GIVEN PROBLEM:
Repeat the whole of the data, keeping every detail the same.

MATERIAL FOR THIS EXERCISE:
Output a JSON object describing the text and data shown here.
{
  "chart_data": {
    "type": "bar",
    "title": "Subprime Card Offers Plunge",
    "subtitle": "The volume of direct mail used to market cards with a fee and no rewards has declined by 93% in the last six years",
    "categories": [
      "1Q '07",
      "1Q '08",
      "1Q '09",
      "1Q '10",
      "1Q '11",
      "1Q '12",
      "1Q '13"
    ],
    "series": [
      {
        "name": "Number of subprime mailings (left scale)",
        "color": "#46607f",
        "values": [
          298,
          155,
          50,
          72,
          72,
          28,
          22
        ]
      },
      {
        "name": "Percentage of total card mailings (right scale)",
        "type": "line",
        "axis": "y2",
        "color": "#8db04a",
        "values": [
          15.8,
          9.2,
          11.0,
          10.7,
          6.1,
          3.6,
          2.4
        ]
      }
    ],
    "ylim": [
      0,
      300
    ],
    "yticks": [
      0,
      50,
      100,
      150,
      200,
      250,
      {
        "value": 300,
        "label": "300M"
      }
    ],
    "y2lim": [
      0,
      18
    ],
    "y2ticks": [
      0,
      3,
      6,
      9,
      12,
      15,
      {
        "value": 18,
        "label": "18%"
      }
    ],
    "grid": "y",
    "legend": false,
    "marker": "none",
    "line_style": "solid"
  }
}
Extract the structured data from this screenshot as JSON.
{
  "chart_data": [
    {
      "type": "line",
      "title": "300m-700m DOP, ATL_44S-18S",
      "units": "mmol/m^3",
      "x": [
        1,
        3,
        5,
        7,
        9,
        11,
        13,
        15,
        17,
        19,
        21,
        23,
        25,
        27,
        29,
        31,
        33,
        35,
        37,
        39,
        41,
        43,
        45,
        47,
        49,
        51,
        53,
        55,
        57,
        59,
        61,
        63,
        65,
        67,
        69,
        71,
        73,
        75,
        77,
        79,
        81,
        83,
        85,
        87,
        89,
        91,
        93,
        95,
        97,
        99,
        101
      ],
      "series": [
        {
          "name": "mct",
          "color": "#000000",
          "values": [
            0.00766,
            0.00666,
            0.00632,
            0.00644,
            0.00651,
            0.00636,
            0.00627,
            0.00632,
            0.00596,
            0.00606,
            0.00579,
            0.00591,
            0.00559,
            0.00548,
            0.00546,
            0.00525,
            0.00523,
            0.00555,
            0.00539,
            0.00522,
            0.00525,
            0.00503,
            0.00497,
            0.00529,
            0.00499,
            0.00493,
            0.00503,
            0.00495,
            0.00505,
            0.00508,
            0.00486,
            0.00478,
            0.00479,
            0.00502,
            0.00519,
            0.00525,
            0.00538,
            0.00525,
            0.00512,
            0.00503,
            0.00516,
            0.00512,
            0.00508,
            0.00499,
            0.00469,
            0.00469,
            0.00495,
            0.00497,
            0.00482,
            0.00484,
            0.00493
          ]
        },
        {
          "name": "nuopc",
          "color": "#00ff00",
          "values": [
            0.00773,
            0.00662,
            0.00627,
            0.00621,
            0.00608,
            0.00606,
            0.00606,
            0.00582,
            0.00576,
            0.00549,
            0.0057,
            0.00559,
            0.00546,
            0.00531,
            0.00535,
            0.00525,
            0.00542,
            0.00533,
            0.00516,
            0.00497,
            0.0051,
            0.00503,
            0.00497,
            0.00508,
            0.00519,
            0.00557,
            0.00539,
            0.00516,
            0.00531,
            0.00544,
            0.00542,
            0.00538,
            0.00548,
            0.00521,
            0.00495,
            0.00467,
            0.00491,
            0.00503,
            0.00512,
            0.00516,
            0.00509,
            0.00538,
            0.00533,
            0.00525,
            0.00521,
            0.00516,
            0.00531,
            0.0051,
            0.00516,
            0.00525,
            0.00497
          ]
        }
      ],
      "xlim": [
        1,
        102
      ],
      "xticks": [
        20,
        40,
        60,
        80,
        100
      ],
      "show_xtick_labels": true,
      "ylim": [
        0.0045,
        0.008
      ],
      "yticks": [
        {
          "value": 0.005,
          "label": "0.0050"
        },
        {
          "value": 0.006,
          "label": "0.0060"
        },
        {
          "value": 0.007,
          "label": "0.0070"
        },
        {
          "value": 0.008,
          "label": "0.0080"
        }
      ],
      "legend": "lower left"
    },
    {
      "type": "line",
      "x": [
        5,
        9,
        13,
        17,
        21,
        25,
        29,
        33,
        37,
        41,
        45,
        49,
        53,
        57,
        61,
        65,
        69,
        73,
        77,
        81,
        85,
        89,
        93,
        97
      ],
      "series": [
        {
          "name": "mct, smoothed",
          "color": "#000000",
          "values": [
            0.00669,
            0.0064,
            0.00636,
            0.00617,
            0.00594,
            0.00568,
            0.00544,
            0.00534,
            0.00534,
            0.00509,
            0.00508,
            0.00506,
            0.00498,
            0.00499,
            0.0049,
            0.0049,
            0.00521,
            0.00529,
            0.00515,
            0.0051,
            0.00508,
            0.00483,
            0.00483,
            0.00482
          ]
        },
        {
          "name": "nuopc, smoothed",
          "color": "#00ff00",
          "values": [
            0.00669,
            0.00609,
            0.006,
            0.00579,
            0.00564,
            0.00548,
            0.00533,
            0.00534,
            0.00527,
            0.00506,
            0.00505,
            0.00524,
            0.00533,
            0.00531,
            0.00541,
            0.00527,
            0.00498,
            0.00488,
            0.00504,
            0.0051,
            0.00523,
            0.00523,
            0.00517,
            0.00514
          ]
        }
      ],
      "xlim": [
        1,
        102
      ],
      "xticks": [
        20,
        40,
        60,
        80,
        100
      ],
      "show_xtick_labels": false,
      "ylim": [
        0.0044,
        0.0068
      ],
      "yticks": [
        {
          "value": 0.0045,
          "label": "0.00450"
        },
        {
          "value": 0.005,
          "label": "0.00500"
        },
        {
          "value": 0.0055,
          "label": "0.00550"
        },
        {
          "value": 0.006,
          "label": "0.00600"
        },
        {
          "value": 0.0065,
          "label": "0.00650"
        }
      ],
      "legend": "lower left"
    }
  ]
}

THE ANSWER:
Output a JSON object describing the text and data shown here.
{
  "chart_data": {
    "type": "bar",
    "title": "Subprime Card Offers Plunge",
    "subtitle": "The volume of direct mail used to market cards with a fee and no rewards has declined by 93% in the last six years",
    "categories": [
      "1Q '07",
      "1Q '08",
      "1Q '09",
      "1Q '10",
      "1Q '11",
      "1Q '12",
      "1Q '13"
    ],
    "series": [
      {
        "name": "Number of subprime mailings (left scale)",
        "color": "#46607f",
        "values": [
          298,
          155,
          50,
          72,
          72,
          28,
          22
        ]
      },
      {
        "name": "Percentage of total card mailings (right scale)",
        "type": "line",
        "axis": "y2",
        "color": "#8db04a",
        "values": [
          15.8,
          9.2,
          11.0,
          10.7,
          6.1,
          3.6,
          2.4
        ]
      }
    ],
    "ylim": [
      0,
      300
    ],
    "yticks": [
      0,
      50,
      100,
      150,
      200,
      250,
      {
        "value": 300,
        "label": "300M"
      }
    ],
    "y2lim": [
      0,
      18
    ],
    "y2ticks": [
      0,
      3,
      6,
      9,
      12,
      15,
      {
        "value": 18,
        "label": "18%"
      }
    ],
    "grid": "y",
    "legend": false,
    "marker": "none",
    "line_style": "solid"
  }
}
Extract the structured data from this screenshot as JSON.
{
  "chart_data": [
    {
      "type": "line",
      "title": "300m-700m DOP, ATL_44S-18S",
      "units": "mmol/m^3",
      "x": [
        1,
        3,
        5,
        7,
        9,
        11,
        13,
        15,
        17,
        19,
        21,
        23,
        25,
        27,
        29,
        31,
        33,
        35,
        37,
        39,
        41,
        43,
        45,
        47,
        49,
        51,
        53,
        55,
        57,
        59,
        61,
        63,
        65,
        67,
        69,
        71,
        73,
        75,
        77,
        79,
        81,
        83,
        85,
        87,
        89,
        91,
        93,
        95,
        97,
        99,
        101
      ],
      "series": [
        {
          "name": "mct",
          "color": "#000000",
          "values": [
            0.00766,
            0.00666,
            0.00632,
            0.00644,
            0.00651,
            0.00636,
            0.00627,
            0.00632,
            0.00596,
            0.00606,
            0.00579,
            0.00591,
            0.00559,
            0.00548,
            0.00546,
            0.00525,
            0.00523,
            0.00555,
            0.00539,
            0.00522,
            0.00525,
            0.00503,
            0.00497,
            0.00529,
            0.00499,
            0.00493,
            0.00503,
            0.00495,
            0.00505,
            0.00508,
            0.00486,
            0.00478,
            0.00479,
            0.00502,
            0.00519,
            0.00525,
            0.00538,
            0.00525,
            0.00512,
            0.00503,
            0.00516,
            0.00512,
            0.00508,
            0.00499,
            0.00469,
            0.00469,
            0.00495,
            0.00497,
            0.00482,
            0.00484,
            0.00493
          ]
        },
        {
          "name": "nuopc",
          "color": "#00ff00",
          "values": [
            0.00773,
            0.00662,
            0.00627,
            0.00621,
            0.00608,
            0.00606,
            0.00606,
            0.00582,
            0.00576,
            0.00549,
            0.0057,
            0.00559,
            0.00546,
            0.00531,
            0.00535,
            0.00525,
            0.00542,
            0.00533,
            0.00516,
            0.00497,
            0.0051,
            0.00503,
            0.00497,
            0.00508,
            0.00519,
            0.00557,
            0.00539,
            0.00516,
            0.00531,
            0.00544,
            0.00542,
            0.00538,
            0.00548,
            0.00521,
            0.00495,
            0.00467,
            0.00491,
            0.00503,
            0.00512,
            0.00516,
            0.00509,
            0.00538,
            0.00533,
            0.00525,
            0.00521,
            0.00516,
            0.00531,
            0.0051,
            0.00516,
            0.00525,
            0.00497
          ]
        }
      ],
      "xlim": [
        1,
        102
      ],
      "xticks": [
        20,
        40,
        60,
        80,
        100
      ],
      "show_xtick_labels": true,
      "ylim": [
        0.0045,
        0.008
      ],
      "yticks": [
        {
          "value": 0.005,
          "label": "0.0050"
        },
        {
          "value": 0.006,
          "label": "0.0060"
        },
        {
          "value": 0.007,
          "label": "0.0070"
        },
        {
          "value": 0.008,
          "label": "0.0080"
        }
      ],
      "legend": "lower left"
    },
    {
      "type": "line",
      "x": [
        5,
        9,
        13,
        17,
        21,
        25,
        29,
        33,
        37,
        41,
        45,
        49,
        53,
        57,
        61,
        65,
        69,
        73,
        77,
        81,
        85,
        89,
        93,
        97
      ],
      "series": [
        {
          "name": "mct, smoothed",
          "color": "#000000",
          "values": [
            0.00669,
            0.0064,
            0.00636,
            0.00617,
            0.00594,
            0.00568,
            0.00544,
            0.00534,
            0.00534,
            0.00509,
            0.00508,
            0.00506,
            0.00498,
            0.00499,
            0.0049,
            0.0049,
            0.00521,
            0.00529,
            0.00515,
            0.0051,
            0.00508,
            0.00483,
            0.00483,
            0.00482
          ]
        },
        {
          "name": "nuopc, smoothed",
          "color": "#00ff00",
          "values": [
            0.00669,
            0.00609,
            0.006,
            0.00579,
            0.00564,
            0.00548,
            0.00533,
            0.00534,
            0.00527,
            0.00506,
            0.00505,
            0.00524,
            0.00533,
            0.00531,
            0.00541,
            0.00527,
            0.00498,
            0.00488,
            0.00504,
            0.0051,
            0.00523,
            0.00523,
            0.00517,
            0.00514
          ]
        }
      ],
      "xlim": [
        1,
        102
      ],
      "xticks": [
        20,
        40,
        60,
        80,
        100
      ],
      "show_xtick_labels": false,
      "ylim": [
        0.0044,
        0.0068
      ],
      "yticks": [
        {
          "value": 0.0045,
          "label": "0.00450"
        },
        {
          "value": 0.005,
          "label": "0.00500"
        },
        {
          "value": 0.0055,
          "label": "0.00550"
        },
        {
          "value": 0.006,
          "label": "0.00600"
        },
        {
          "value": 0.0065,
          "label": "0.00650"
        }
      ],
      "legend": "lower left"
    }
  ]
}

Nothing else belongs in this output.